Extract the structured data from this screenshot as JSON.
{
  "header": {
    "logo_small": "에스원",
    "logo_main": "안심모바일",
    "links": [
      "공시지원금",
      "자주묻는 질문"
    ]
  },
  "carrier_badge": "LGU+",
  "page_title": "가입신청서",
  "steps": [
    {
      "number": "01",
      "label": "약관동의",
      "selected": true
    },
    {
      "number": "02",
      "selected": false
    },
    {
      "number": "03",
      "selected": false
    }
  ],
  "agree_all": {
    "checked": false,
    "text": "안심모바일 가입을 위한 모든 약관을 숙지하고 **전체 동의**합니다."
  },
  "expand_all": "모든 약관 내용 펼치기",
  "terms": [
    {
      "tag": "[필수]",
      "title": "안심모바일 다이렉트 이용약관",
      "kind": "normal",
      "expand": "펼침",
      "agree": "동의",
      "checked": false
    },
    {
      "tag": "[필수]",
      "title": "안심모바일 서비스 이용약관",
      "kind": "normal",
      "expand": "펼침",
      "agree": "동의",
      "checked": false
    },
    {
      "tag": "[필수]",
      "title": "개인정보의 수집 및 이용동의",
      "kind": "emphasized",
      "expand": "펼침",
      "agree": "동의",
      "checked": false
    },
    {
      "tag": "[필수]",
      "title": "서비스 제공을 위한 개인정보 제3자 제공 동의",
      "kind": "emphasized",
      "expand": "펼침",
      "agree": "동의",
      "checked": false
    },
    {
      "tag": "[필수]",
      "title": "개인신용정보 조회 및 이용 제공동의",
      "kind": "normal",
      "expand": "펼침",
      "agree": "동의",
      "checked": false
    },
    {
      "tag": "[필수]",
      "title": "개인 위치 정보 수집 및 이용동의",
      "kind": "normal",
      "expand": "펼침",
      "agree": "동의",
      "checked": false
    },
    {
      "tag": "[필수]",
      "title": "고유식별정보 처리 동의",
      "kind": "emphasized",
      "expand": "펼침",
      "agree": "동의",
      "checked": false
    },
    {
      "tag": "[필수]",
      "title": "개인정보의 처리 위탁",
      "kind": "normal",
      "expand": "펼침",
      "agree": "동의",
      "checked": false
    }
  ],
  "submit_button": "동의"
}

---------------

#### Exercise:
Find each line in the records holding the string "이용약관" and show it.

#### Solution to this exercise:
      "title": "안심모바일 다이렉트 이용약관",
      "title": "안심모바일 서비스 이용약관",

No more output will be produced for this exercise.